[Written instruction]:
Show every line that has the string "nước" in it.

** START **

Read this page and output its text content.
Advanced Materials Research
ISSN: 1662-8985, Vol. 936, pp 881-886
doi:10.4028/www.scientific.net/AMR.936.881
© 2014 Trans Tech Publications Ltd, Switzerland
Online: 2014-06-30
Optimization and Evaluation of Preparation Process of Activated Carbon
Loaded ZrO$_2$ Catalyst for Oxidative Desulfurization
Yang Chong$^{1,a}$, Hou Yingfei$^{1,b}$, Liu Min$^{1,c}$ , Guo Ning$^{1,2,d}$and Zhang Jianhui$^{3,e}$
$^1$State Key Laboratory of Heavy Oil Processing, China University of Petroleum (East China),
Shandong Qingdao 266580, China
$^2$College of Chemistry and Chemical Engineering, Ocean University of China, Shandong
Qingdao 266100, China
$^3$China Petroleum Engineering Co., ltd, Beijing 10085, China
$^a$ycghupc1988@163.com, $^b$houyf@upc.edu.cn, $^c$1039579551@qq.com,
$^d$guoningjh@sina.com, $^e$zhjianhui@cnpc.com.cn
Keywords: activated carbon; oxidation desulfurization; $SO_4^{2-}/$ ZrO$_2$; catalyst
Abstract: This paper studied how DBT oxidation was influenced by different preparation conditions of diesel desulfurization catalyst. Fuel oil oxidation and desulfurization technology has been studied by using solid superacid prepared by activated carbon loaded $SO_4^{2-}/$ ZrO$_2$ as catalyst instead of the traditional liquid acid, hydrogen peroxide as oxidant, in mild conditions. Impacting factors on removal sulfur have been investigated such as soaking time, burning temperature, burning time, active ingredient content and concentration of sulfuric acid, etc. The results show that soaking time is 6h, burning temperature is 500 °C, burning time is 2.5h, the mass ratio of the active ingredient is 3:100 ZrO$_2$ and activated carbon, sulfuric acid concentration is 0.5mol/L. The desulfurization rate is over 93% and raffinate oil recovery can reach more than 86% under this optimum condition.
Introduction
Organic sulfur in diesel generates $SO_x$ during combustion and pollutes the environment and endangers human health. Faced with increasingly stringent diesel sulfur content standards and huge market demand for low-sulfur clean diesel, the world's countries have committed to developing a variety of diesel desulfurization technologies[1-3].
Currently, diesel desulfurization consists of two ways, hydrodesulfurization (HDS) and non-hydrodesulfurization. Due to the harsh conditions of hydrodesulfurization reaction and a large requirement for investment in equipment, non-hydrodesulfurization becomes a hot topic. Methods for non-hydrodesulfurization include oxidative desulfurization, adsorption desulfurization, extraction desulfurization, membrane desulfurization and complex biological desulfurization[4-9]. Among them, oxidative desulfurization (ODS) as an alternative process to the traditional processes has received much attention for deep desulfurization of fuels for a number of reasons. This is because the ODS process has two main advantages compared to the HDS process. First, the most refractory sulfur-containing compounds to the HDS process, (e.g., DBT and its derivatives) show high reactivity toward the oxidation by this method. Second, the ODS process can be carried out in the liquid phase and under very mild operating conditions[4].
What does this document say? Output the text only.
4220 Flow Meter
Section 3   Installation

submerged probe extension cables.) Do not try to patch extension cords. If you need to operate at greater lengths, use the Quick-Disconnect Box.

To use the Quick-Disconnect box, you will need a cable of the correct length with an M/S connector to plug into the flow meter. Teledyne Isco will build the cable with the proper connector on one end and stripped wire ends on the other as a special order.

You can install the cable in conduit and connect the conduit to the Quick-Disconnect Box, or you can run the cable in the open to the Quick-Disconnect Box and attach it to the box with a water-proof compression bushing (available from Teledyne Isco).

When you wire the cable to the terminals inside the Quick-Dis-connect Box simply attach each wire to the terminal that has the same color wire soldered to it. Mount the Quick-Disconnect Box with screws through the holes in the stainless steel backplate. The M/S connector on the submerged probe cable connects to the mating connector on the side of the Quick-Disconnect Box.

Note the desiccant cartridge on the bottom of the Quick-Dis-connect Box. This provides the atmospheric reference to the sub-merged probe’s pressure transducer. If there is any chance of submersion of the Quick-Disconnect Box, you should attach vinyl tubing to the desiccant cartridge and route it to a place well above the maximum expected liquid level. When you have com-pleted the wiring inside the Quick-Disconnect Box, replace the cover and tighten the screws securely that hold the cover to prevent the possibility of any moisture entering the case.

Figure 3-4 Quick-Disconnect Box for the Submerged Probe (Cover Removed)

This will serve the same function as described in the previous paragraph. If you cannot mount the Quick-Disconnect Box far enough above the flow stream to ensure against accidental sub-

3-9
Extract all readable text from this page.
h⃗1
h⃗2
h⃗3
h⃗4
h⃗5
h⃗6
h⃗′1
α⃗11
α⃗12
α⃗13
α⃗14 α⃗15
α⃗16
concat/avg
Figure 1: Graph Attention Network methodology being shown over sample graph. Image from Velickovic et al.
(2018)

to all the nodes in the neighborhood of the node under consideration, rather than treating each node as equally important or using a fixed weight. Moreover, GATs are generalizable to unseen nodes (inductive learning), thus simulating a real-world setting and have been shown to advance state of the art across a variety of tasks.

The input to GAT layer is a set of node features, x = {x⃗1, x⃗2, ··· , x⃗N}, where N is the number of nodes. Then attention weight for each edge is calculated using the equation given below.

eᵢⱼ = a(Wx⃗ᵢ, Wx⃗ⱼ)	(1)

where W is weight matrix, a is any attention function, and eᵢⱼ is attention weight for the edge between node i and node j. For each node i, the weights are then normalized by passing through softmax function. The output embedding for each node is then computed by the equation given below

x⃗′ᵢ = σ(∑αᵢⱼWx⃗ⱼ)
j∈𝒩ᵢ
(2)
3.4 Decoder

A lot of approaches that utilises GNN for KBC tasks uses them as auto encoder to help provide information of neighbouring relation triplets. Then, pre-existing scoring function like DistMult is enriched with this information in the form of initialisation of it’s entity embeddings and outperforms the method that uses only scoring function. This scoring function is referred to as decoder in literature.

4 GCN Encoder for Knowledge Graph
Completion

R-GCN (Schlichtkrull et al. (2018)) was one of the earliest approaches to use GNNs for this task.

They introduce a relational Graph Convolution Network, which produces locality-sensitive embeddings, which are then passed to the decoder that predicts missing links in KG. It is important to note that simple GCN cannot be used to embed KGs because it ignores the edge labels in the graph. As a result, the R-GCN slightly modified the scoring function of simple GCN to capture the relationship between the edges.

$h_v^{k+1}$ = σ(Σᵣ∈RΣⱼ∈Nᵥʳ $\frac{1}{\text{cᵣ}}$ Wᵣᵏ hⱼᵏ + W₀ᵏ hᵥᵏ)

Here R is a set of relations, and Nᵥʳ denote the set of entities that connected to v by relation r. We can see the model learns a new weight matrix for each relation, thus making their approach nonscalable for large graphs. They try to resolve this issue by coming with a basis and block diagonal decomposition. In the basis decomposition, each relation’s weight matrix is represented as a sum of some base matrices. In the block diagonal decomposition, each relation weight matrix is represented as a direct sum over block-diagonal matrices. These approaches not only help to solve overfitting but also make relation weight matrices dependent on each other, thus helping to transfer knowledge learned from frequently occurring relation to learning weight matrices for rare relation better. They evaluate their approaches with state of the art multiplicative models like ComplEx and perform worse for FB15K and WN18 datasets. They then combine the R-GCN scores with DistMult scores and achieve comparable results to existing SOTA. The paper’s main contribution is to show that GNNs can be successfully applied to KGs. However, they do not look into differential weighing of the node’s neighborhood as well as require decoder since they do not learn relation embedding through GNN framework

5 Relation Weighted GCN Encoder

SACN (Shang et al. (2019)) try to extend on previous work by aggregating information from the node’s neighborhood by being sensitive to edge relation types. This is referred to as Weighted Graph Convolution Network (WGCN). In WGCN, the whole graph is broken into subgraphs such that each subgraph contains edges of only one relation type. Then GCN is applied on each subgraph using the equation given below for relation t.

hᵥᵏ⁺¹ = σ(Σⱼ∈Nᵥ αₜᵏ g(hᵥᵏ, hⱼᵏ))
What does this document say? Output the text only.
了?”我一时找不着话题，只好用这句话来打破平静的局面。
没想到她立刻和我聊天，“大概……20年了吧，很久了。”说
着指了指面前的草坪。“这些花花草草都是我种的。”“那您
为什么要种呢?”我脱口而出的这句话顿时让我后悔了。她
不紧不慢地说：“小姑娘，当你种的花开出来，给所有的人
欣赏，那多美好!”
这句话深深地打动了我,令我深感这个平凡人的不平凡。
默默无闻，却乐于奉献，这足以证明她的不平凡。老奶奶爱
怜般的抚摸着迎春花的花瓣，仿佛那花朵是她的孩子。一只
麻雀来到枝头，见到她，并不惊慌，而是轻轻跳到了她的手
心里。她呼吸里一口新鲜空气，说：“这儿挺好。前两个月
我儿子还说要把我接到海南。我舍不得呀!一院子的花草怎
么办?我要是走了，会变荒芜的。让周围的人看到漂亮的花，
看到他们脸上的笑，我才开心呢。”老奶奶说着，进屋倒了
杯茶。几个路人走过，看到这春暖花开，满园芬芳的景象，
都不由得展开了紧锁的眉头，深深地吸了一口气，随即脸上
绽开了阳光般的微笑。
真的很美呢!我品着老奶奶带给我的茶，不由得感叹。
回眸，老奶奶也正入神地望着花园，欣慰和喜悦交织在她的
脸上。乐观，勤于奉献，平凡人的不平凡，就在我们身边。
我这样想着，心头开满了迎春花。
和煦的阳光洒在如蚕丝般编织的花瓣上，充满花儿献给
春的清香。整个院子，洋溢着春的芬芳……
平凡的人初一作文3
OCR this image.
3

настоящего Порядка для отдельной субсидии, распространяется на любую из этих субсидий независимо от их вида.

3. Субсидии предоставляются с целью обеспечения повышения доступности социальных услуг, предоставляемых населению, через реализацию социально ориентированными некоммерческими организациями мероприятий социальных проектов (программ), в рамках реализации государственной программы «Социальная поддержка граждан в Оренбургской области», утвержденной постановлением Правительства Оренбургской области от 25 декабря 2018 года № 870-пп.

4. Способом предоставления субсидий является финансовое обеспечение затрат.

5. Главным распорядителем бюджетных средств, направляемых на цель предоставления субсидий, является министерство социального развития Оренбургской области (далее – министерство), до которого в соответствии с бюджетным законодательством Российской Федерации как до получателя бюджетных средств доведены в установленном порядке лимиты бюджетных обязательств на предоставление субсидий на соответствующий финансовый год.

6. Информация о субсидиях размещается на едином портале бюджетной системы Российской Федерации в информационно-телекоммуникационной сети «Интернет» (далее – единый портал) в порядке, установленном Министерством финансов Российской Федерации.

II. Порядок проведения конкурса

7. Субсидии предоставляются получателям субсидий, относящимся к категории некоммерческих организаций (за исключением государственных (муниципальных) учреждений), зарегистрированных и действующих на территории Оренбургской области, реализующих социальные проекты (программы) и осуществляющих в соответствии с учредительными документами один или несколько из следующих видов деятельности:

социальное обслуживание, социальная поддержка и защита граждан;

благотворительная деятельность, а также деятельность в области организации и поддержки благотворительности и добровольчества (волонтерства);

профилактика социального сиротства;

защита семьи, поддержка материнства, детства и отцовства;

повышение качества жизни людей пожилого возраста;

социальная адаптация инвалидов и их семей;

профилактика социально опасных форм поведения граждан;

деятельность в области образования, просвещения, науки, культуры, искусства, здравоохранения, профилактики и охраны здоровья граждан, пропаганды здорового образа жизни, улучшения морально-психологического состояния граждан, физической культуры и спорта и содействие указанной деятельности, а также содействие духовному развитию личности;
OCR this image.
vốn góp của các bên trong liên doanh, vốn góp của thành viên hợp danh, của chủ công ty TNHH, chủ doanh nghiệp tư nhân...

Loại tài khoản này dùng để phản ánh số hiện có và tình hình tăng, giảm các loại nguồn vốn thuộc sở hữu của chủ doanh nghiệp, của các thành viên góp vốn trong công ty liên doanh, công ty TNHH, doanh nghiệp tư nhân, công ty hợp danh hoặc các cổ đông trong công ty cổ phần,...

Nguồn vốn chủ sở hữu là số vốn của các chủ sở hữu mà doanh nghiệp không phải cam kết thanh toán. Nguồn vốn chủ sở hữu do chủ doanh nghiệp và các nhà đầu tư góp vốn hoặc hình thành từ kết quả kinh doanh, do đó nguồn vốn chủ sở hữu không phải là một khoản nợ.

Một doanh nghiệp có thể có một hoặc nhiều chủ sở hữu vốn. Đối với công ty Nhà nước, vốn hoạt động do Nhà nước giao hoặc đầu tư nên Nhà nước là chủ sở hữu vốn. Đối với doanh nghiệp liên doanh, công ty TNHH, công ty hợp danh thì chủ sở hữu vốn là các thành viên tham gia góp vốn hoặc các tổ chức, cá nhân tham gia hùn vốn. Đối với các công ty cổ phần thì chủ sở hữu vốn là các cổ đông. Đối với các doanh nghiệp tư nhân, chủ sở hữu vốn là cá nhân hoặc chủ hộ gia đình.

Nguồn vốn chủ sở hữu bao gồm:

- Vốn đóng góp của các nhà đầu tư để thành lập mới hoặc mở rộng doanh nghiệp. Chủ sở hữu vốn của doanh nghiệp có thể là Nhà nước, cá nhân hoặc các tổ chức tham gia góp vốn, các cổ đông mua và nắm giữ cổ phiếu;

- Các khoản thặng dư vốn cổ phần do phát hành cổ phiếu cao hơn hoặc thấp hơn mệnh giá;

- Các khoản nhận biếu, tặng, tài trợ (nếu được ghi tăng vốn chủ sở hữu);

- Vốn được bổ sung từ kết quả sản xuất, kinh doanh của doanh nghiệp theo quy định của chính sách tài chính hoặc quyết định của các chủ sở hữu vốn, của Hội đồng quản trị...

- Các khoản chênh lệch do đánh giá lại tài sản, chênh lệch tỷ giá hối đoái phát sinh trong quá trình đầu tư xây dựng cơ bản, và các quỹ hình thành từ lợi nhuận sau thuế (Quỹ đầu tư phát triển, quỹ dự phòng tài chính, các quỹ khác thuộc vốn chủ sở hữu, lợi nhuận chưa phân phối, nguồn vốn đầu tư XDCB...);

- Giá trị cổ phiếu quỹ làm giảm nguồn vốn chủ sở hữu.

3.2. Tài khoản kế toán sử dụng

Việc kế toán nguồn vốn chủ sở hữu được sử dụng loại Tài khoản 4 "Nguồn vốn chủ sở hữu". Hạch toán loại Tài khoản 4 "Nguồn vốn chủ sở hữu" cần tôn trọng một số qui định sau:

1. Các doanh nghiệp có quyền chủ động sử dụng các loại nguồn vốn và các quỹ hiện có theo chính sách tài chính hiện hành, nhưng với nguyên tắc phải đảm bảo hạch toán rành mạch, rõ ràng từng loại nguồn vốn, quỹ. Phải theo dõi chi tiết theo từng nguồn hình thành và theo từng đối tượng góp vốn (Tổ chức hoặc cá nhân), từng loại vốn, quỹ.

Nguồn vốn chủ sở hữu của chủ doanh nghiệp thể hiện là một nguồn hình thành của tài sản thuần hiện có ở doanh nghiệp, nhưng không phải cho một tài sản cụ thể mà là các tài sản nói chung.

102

** END **

[Correct response]:
Một doanh nghiệp có thể có một hoặc nhiều chủ sở hữu vốn. Đối với công ty Nhà nước, vốn hoạt động do Nhà nước giao hoặc đầu tư nên Nhà nước là chủ sở hữu vốn. Đối với doanh nghiệp liên doanh, công ty TNHH, công ty hợp danh thì chủ sở hữu vốn là các thành viên tham gia góp vốn hoặc các tổ chức, cá nhân tham gia hùn vốn. Đối với các công ty cổ phần thì chủ sở hữu vốn là các cổ đông. Đối với các doanh nghiệp tư nhân, chủ sở hữu vốn là cá nhân hoặc chủ hộ gia đình.
- Vốn đóng góp của các nhà đầu tư để thành lập mới hoặc mở rộng doanh nghiệp. Chủ sở hữu vốn của doanh nghiệp có thể là Nhà nước, cá nhân hoặc các tổ chức tham gia góp vốn, các cổ đông mua và nắm giữ cổ phiếu;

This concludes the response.